(Stored data)

⟨

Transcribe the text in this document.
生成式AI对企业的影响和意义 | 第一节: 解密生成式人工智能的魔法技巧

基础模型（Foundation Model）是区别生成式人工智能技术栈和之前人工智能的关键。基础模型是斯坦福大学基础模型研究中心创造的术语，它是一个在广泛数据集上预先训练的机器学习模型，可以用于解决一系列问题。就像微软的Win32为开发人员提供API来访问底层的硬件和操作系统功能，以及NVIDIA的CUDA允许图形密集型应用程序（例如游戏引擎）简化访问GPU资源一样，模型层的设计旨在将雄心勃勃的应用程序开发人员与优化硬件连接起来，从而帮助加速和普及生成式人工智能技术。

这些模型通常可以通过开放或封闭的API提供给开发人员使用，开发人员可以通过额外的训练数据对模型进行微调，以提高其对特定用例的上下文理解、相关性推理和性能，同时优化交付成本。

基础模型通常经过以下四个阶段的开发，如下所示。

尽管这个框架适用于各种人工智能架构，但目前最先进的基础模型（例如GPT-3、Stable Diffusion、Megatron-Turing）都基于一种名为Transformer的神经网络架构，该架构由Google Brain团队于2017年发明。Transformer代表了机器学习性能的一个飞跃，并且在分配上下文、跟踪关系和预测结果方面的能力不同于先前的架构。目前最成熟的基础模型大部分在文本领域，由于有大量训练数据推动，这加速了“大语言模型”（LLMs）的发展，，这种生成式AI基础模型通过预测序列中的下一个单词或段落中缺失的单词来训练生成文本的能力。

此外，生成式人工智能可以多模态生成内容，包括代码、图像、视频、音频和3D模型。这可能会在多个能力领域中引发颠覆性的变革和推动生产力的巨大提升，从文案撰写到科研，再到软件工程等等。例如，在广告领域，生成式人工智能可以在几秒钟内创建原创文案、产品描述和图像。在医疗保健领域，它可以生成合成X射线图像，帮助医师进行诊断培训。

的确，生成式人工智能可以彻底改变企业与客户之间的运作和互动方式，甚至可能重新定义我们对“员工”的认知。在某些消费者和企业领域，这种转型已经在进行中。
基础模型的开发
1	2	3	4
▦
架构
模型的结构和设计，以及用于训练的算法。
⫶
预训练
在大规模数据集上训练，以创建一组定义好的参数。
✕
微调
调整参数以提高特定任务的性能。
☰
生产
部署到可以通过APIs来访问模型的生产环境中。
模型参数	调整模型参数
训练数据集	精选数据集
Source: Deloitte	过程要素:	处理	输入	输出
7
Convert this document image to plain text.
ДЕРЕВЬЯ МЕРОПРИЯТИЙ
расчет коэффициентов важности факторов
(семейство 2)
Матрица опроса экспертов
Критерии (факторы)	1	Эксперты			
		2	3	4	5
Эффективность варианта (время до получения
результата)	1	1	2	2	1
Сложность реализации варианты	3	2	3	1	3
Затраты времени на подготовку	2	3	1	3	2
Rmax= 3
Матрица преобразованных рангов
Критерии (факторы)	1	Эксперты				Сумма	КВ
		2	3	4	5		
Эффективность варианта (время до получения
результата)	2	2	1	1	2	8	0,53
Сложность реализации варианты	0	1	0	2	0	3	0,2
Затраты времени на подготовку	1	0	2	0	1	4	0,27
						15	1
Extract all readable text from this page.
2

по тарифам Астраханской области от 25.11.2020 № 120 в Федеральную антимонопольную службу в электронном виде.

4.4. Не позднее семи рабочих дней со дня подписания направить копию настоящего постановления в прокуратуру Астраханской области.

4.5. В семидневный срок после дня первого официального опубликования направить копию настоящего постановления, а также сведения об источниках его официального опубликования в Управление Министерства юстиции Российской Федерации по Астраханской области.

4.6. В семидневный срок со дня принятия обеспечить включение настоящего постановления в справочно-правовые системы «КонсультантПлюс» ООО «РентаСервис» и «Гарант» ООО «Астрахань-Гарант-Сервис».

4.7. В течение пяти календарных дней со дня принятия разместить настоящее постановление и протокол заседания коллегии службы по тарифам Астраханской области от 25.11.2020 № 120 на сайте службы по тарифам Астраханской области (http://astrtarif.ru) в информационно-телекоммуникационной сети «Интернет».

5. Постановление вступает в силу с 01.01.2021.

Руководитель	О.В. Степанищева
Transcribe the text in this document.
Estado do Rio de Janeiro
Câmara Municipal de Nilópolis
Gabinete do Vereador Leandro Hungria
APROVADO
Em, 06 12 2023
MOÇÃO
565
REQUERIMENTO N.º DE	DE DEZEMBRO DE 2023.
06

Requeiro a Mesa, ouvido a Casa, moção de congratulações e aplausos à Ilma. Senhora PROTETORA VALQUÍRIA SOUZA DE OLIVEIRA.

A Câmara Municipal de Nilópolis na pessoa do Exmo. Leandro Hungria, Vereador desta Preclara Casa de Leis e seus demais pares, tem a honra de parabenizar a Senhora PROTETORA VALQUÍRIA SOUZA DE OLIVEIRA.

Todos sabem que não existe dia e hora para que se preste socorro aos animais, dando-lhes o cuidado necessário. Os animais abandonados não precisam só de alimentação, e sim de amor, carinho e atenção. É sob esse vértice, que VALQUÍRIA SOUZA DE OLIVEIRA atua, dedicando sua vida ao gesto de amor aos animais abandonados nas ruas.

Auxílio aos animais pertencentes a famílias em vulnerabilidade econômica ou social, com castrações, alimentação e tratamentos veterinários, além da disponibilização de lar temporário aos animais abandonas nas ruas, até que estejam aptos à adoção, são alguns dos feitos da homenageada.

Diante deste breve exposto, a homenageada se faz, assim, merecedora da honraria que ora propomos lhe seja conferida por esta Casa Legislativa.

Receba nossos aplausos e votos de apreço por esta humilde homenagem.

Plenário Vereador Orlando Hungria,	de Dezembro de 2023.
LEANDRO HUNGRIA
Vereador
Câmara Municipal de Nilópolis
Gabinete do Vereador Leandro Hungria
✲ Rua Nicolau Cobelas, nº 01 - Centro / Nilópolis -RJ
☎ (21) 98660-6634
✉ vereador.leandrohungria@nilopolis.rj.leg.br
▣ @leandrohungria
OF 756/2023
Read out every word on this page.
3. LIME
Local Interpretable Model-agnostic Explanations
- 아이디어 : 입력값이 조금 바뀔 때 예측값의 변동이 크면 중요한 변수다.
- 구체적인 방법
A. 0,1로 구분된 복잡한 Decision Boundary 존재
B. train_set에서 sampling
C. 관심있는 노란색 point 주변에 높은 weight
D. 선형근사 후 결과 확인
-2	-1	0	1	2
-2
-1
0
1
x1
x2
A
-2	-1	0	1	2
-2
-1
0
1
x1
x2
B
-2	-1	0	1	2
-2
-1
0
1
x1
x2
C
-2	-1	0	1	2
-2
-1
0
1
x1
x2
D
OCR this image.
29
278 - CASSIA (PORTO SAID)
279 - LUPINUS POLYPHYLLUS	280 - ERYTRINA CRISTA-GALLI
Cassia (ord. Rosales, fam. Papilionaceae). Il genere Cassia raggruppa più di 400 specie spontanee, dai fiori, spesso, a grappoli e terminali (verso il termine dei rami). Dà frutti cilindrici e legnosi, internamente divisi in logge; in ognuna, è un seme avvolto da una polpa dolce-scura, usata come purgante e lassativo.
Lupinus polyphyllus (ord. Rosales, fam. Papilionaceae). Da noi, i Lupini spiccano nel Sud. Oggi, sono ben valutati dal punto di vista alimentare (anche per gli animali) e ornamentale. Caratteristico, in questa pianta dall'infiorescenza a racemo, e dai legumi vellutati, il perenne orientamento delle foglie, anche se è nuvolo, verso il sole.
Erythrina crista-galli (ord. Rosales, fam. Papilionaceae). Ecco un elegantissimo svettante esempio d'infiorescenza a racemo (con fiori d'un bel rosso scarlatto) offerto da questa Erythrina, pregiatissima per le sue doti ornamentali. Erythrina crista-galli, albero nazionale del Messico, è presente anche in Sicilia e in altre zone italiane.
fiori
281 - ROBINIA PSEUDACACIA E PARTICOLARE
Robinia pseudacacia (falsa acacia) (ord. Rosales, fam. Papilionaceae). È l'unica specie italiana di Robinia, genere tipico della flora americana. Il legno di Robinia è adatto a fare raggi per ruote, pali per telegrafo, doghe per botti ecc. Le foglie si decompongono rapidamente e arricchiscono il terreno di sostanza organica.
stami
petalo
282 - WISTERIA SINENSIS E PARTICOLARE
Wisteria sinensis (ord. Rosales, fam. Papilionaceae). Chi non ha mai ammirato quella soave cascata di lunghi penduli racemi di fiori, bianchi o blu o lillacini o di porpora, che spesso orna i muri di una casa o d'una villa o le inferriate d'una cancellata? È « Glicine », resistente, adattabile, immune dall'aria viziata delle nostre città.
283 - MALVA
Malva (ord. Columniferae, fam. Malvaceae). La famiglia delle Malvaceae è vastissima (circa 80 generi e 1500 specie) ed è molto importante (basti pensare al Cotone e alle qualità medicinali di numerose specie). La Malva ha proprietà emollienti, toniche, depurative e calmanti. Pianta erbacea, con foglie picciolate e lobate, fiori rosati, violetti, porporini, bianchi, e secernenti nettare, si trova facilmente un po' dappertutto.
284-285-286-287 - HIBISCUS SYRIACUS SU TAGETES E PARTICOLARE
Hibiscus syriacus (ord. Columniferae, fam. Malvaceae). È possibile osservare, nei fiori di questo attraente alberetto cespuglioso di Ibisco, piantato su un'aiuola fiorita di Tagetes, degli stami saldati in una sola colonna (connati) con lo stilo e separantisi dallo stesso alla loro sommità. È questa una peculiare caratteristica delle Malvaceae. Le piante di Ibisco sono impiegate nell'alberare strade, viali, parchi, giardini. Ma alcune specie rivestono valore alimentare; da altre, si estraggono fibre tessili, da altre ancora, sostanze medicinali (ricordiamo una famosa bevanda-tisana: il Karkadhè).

⟩

• _Exercise directions_:
Extract each line holding the string "подготовку".

• _Output_:
Затраты времени на подготовку	2	3	1	3	2
Затраты времени на подготовку	1	0	2	0	1	4	0,27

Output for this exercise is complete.